Given instruction 1. Reproduce the passage of the comment thread starting with "http://www.isteve.com/cousin_marriage_conundrum.htm" and going on through "for being anonymous.".

He set out his disapproval of Iraq war hawks all the way back in November and December of 2001, and his conditions for accepting the war:

"The focus of the hawks, however, has largely narrowed to Saddam Hussein's Iraq . . . Unfortunately, there has been little realistic discussion of the necessary preliminary steps for conquering Iraq . . . If the United States isn't willing to be ruthless enough to rule an empire, then perhaps it should restrict itself to rooting out bin Laden and the Taliban rather than planning an empire for which it doesn't have the stomach.”

http://www.upi.com/view.cfm?StoryID=12112001-021659-8658r

In Mar-Apr 2002 we find this characteristic Iraq war cheer-leading:

"Good article by Joshua Micah Marshall in the Washington Monthly: "Bomb Saddam? How the obsession of a few neocon hawks became the central goal of U.S. foreign policy." "

and:

"Dear WarBloggers: I know you are all gung-ho to conquer Iraq and turn it into a middle class democracy ... but, don't you ever get a bit worried that we've already conquered Afghanistan, yet we don't seem to have a clue how to convert that country into a bourgeois republic? Maybe we ought to practice in Afghanistan until we get the hang of this nation-building thing before rushing into Iraq?"

And this is from September 02, a little bit after the "cheerleading" in the link you gave:

"My best guess is that the consequences of the Iraq Attaq will turn out to be unspectacular. I'd guess that we'll win, we'll fix up their oil industry, and then we'll start to get sick of the place, like the British did during the one decade they ruled Iraq. Something bad will happen like it did to our Marines in Lebanon in 1983, so we'll go home, and Iraq will go back to being Iraq. Hopefully, the Gulf won't be much less stable than it is now. Likely, while we're there we'll be so bogged down that several other countries will use the window of opportunity to develop WMD to prevent us from invading them, but we will have lost our taste for invasions anyway, so big deal."

In Dec 2002/Jan 2003 he wrote The Cousin Marriage Conundrum explaining why nation-building in Iraq would likely fail. The invasion began in March, three months after this obvious pro-war propaganda.

http://www.isteve.com/cousin_marriage_conundrum.htm

Nice try though. I understand It must be embarrassing for Levitt-defenders getting caught rewriting history on the use of race in Levitt's theory just to escape the wrath currently falling on William Bennett .

Read more...

Anonymous

I love the anonymous poster who blasted another poster for being anonymous.

(And yes I realize the irony of posting this anonymously.)

Andrew

Shelton,

How about not making an off-topic post and addressing the issue at hand? Steve Sailer has ripped Levitt's abortion-cut-crime theory to shreds again and again, and his accurate analysis is just ignored. Can Levitt, or any of his defenders, rebut Sailer's points without dodging the issue or making personal attacks?

Given instruction 2. From the entries, write out again only the lines starting with the line with "series-line-group <box>101 273 833 447</box>" and going on through the line with "data-point <box>325 387 333 395</box>", changing "data-point" to "marker" and leaving everything else unchanged.

Provided entries.
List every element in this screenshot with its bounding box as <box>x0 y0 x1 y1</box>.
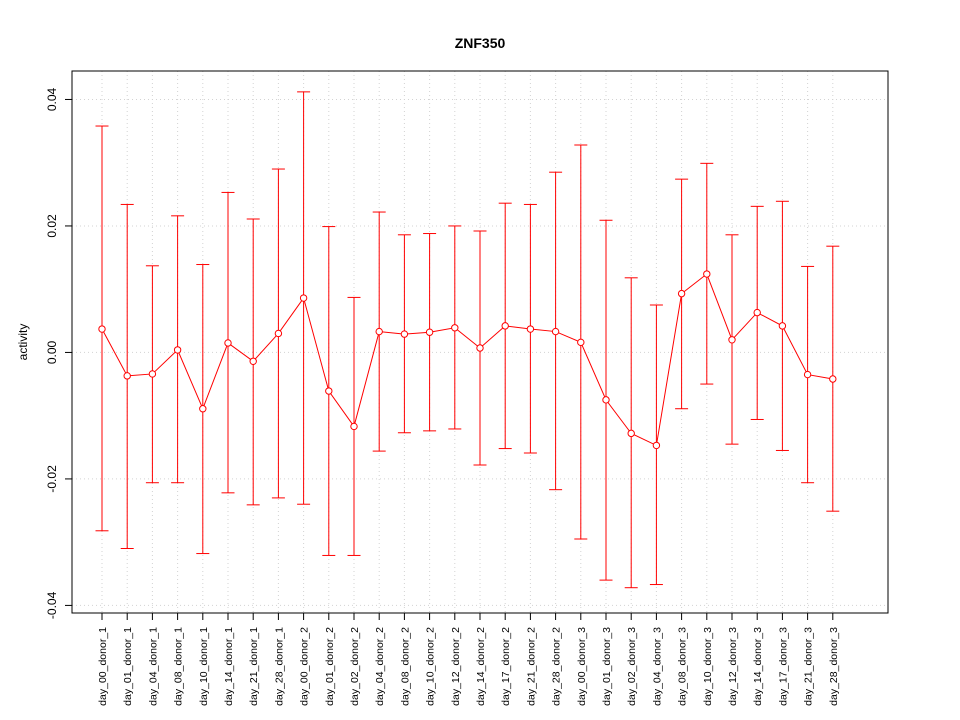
series-line-group <box>101 273 833 447</box>
data-point <box>627 429 635 438</box>
x-tick-label: day_12_donor_2 <box>450 627 462 706</box>
data-point <box>677 289 686 298</box>
x-tick-label: day_08_donor_1 <box>173 627 185 706</box>
x-tick-label: day_28_donor_2 <box>551 627 563 706</box>
data-point <box>325 387 333 395</box>
x-tick-label: day_02_donor_3 <box>626 627 638 706</box>
x-tick-label: day_21_donor_2 <box>525 627 537 706</box>
data-point <box>173 346 182 354</box>
x-tick-label: day_01_donor_3 <box>601 627 613 706</box>
x-tick-label: day_14_donor_2 <box>475 627 487 706</box>
x-tick-label: day_14_donor_3 <box>752 627 764 706</box>
data-point <box>602 396 610 404</box>
x-tick-label: day_17_donor_2 <box>500 627 512 706</box>
data-point <box>829 375 837 383</box>
x-axis: day_00_donor_1 day_01_donor_1 day_04_donor… <box>97 613 840 706</box>
x-tick-label: day_01_donor_2 <box>324 627 336 706</box>
x-tick-label: day_12_donor_3 <box>727 627 739 706</box>
x-tick-label: day_08_donor_3 <box>677 627 689 706</box>
data-point <box>249 357 257 365</box>
x-tick-label: day_17_donor_3 <box>777 627 789 706</box>
data-point <box>199 405 207 413</box>
x-tick-label: day_04_donor_2 <box>374 627 386 706</box>
x-tick-label: day_08_donor_2 <box>399 627 411 706</box>
data-point <box>451 324 459 332</box>
data-point <box>375 327 383 336</box>
x-tick-label: day_00_donor_3 <box>576 627 588 706</box>
data-point <box>501 322 509 330</box>
data-point <box>703 270 711 278</box>
x-tick-label: day_28_donor_1 <box>273 627 285 706</box>
y-tick-label: 0.00 <box>45 340 59 364</box>
data-point <box>728 336 736 344</box>
y-axis: -0.04 -0.02 0.00 0.02 0.04 <box>45 87 72 619</box>
x-tick-label: day_21_donor_3 <box>803 627 815 706</box>
x-tick-label: day_04_donor_3 <box>651 627 663 706</box>
x-tick-label: day_00_donor_2 <box>299 627 311 706</box>
data-points <box>98 270 837 450</box>
x-tick-label: day_10_donor_1 <box>198 627 210 706</box>
x-tick-label: day_01_donor_1 <box>122 627 134 706</box>
data-point <box>778 322 787 330</box>
data-point <box>148 370 157 378</box>
data-point <box>299 294 308 302</box>
x-tick-label: day_28_donor_3 <box>828 627 840 706</box>
y-tick-label: 0.02 <box>45 214 59 238</box>
x-tick-label: day_14_donor_1 <box>223 627 235 706</box>
data-point <box>350 422 358 431</box>
x-tick-label: day_21_donor_1 <box>248 627 260 706</box>
data-point <box>753 308 761 317</box>
data-point <box>425 328 434 336</box>
error-bars <box>95 91 840 589</box>
x-tick-label: day_00_donor_1 <box>97 627 109 706</box>
data-point <box>526 325 535 333</box>
data-point <box>400 330 409 338</box>
data-point <box>577 338 585 347</box>
series-line <box>101 273 833 447</box>
data-point <box>476 344 484 352</box>
data-point <box>274 329 283 338</box>
x-tick-label: day_04_donor_1 <box>147 627 159 706</box>
data-point <box>551 327 560 336</box>
data-point <box>652 441 661 450</box>
y-axis-label: activity <box>16 324 30 361</box>
x-tick-label: day_10_donor_2 <box>425 627 437 706</box>
chart-title: ZNF350 <box>455 35 506 51</box>
data-point <box>98 325 106 333</box>
x-tick-label: day_10_donor_3 <box>702 627 714 706</box>
data-point <box>803 370 812 379</box>
y-tick-label: 0.04 <box>45 87 59 111</box>
y-tick-label: -0.02 <box>45 465 59 493</box>
x-tick-label: day_02_donor_2 <box>349 627 361 706</box>
data-point <box>224 339 232 347</box>
y-tick-label: -0.04 <box>45 591 59 619</box>
data-point <box>123 372 131 380</box>
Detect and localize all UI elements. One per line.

Task solution 1.
http://www.isteve.com/cousin_marriage_conundrum.htm

Nice try though. I understand It must be embarrassing for Levitt-defenders getting caught rewriting history on the use of race in Levitt's theory just to escape the wrath currently falling on William Bennett .

Read more...

Anonymous

I love the anonymous poster who blasted another poster for being anonymous.

Task solution 2.
series-line-group <box>101 273 833 447</box>
marker <box>627 429 635 438</box>
x-tick-label: day_12_donor_2 <box>450 627 462 706</box>
marker <box>677 289 686 298</box>
x-tick-label: day_08_donor_1 <box>173 627 185 706</box>
x-tick-label: day_28_donor_2 <box>551 627 563 706</box>
marker <box>325 387 333 395</box>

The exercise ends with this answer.